Passage given
--- START ---
On Tue, Jan 20, 2015 at 12:47 AM, Benjamin Staffin <[email protected]

wrote:

It does still intercept system calls in userland, and it's going to have
some unavoidable speed overhead.

—
Reply to this email directly or view it on GitHub
https://github.com/NixOS/nix/issues/179#issuecomment-70581168.

My sophisticated web searches (i.e. "proot benchmark") didn't show up
anything. Anybody tried it yet?

On Tue Jan 20 2015 at 4:17:27 AM Alexander Kjeldaas <
[email protected]> wrote:

Isn't it documented to use ptrace? If so it will signal the controlling
process and wait for a command on every syscall that is intercepted.

On Tue, Jan 20, 2015 at 12:47 AM, Benjamin Staffin <
[email protected]

wrote:

It does still intercept system calls in userland, and it's going to have
some unavoidable speed overhead.

—
Reply to this email directly or view it on GitHub
https://github.com/NixOS/nix/issues/179#issuecomment-70581168.

—
Reply to this email directly or view it on GitHub
https://github.com/NixOS/nix/issues/179#issuecomment-70598527.

Hello all,

I confirm that PRoot uses QEMU to run non-native binaries only, and
that it is currently based on ptrace; which is known to cause a
significant slowdown. However, in order to decrease this slowdown as
much as possible, PRoot uses process_vm_{readv/writev} (available on
Linux 3.2+) and seccomp mode 2 (available on Linux 3.5+). For
information, here follow figures I've published when I've enabled
seccomp mode 2 in PRoot:

https://github.com/cedric-vincent/PRoot/blob/v5.1.0/doc/proot/changelog.txt#L510

My suggestion is to give PRoot a try if your kernel version is equal
or greater than 3.5, and if it's not too difficult to replace in your
scripts calls to "chroot" and to "mount --bind" with a call to
"proot". If PRoot is not fast enough, this will be likely fixed in
the future using kernel namepaces (available on Linux 3.8+).

Regards,
Cedric.

Seems like using Linux namespaces would dovetail with the pure Darwin stdenv work. All the better if they are faster than chroots.

They actually already use Linux namespaces. chroot is a bad name for them.

Heh, in that case NixOS should call them Containers and pick up some buzzword publicity points. "Build all the things in containers!" containers containers containers containers containers. ;-)

@benley good point :smile:

@edolstra the chroot naming has bugged me for a while, especially given that neither of our platforms that support the feature actually use chroot. Sandbox/container builds seems like a more neutral term for the concept, and chroot could remain a deprecated alias for a few releases. I realize naming is the least of our concerns, but the naming also suggests that they're less secure/isolated than they actually are, and I think that's detrimental to perception. I do think trustability/auditability of builds and build machines is a key selling point for Nix, and one we should probably push harder (on the front page) than we currently do.

It's unshare + chroot. It's not only unshare, and not only chroot. Chroot is a valid term, when applicable.
--- END ---
Material provided
--- START ---
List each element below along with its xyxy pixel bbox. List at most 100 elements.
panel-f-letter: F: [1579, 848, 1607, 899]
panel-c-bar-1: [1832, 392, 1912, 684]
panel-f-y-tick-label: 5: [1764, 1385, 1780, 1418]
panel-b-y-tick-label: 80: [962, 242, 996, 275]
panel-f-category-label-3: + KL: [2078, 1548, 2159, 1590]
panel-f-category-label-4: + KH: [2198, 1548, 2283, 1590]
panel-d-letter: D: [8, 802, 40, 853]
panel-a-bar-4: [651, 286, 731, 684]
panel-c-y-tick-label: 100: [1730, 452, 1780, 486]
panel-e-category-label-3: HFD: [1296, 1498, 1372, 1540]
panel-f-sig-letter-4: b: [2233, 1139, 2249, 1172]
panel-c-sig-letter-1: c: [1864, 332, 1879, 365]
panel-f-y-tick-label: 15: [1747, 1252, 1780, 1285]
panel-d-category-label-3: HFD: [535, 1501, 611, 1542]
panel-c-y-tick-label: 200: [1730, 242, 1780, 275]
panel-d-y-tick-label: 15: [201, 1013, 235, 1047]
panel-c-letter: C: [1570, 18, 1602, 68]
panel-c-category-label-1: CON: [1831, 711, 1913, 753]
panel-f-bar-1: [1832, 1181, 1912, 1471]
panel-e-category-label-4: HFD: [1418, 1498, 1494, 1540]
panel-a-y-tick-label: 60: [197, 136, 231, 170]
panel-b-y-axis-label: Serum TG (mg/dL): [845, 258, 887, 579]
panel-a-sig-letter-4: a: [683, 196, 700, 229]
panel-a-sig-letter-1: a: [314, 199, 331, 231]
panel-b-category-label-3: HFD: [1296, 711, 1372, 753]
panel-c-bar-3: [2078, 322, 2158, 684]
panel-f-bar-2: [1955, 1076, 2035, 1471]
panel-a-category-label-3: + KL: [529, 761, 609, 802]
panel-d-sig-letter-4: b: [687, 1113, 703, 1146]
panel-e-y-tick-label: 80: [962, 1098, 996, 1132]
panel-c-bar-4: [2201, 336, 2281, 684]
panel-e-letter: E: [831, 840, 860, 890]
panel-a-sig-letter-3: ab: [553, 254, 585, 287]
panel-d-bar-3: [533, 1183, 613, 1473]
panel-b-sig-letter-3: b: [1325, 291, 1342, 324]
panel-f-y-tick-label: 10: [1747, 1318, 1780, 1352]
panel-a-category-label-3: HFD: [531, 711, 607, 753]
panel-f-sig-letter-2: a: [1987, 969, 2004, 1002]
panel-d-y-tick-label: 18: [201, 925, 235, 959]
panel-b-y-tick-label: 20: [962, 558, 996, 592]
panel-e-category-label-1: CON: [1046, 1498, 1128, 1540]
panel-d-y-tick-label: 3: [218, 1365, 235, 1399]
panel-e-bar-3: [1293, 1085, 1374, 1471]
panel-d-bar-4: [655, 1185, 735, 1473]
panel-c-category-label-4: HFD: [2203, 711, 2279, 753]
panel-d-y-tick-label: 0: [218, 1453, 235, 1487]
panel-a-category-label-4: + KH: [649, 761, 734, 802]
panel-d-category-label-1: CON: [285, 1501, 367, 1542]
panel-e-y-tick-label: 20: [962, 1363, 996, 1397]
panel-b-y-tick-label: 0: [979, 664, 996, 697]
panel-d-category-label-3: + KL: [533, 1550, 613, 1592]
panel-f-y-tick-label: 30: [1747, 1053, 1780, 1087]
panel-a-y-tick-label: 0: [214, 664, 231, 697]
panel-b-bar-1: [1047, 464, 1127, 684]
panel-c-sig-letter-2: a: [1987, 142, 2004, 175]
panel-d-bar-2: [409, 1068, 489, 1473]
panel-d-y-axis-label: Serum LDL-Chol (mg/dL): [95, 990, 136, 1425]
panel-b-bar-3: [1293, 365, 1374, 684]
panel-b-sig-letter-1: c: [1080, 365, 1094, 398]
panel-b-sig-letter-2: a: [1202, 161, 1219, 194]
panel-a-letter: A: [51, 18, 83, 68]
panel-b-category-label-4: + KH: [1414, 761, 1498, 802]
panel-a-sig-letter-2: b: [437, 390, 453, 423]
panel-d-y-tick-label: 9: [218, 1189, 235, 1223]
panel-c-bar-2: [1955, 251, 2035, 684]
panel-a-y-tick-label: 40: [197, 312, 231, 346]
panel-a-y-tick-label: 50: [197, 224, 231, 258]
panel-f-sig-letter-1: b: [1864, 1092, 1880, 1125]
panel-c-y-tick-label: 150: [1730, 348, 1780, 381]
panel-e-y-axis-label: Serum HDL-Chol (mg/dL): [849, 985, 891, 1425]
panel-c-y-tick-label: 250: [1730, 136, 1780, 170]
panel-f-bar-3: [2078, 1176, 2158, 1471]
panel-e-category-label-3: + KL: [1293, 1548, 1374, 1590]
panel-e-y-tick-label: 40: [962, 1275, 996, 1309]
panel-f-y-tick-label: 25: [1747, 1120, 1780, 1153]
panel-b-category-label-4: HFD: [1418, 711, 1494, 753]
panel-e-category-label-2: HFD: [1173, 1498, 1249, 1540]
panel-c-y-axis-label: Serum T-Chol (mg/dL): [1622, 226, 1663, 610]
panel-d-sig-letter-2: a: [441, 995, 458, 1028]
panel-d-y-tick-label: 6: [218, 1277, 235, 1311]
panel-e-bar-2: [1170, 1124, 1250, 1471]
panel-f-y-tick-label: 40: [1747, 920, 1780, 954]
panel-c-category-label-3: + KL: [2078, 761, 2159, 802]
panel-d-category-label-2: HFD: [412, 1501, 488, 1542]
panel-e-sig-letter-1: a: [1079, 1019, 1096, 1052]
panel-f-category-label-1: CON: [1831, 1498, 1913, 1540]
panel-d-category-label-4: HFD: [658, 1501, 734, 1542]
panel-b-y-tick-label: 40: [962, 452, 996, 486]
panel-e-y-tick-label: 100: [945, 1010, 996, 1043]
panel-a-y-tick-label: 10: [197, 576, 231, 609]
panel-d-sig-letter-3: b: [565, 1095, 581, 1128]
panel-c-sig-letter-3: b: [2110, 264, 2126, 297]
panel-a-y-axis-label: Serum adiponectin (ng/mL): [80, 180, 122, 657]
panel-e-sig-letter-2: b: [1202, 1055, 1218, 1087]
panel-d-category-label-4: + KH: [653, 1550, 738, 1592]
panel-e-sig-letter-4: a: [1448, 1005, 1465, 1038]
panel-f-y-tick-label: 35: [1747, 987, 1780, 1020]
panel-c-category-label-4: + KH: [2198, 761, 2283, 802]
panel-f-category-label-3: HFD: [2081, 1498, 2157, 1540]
--- END ---
Challenge 1
List each Linux kernel feature that the NixOS issue thread says PRoot uses or could use, along with the minimum kernel version given for it.
Challenge 2
Go on with the NixOS issue thread about PRoot and chroot builds, adding a reply to its last message.

Task result 1
process_vm_{readv/writev}, Linux 3.2+
seccomp mode 2, Linux 3.5+
kernel namespaces, Linux 3.8+

Task result 2
_Sandbox_ is a good general term for this, IMO.

I agree that sandbox is a fine term. But that's really something for a separate issue.

Do we use unshare in such a way that this will work without root? Is the implementation shared with nix-container at all?

@Ericson2314 I currently have a ticket for that (I think it's what you mean): https://github.com/NixOS/nix/issues/625

@Ericson2314 no it needs root because NEWUSER is not used apparently, but @edolstra can tell better: http://lxr.devzen.net/source/xref/nix/src/libstore/build.cc#2131

It _should_ be possible to use NEWUSER and set a mapping for the build users. With NEWUSER it's also possible to chroot(). That means it would be possible to have sandboxing when nix is running as user without nix-daemon.

Thanks, I'll continue this in the other thread.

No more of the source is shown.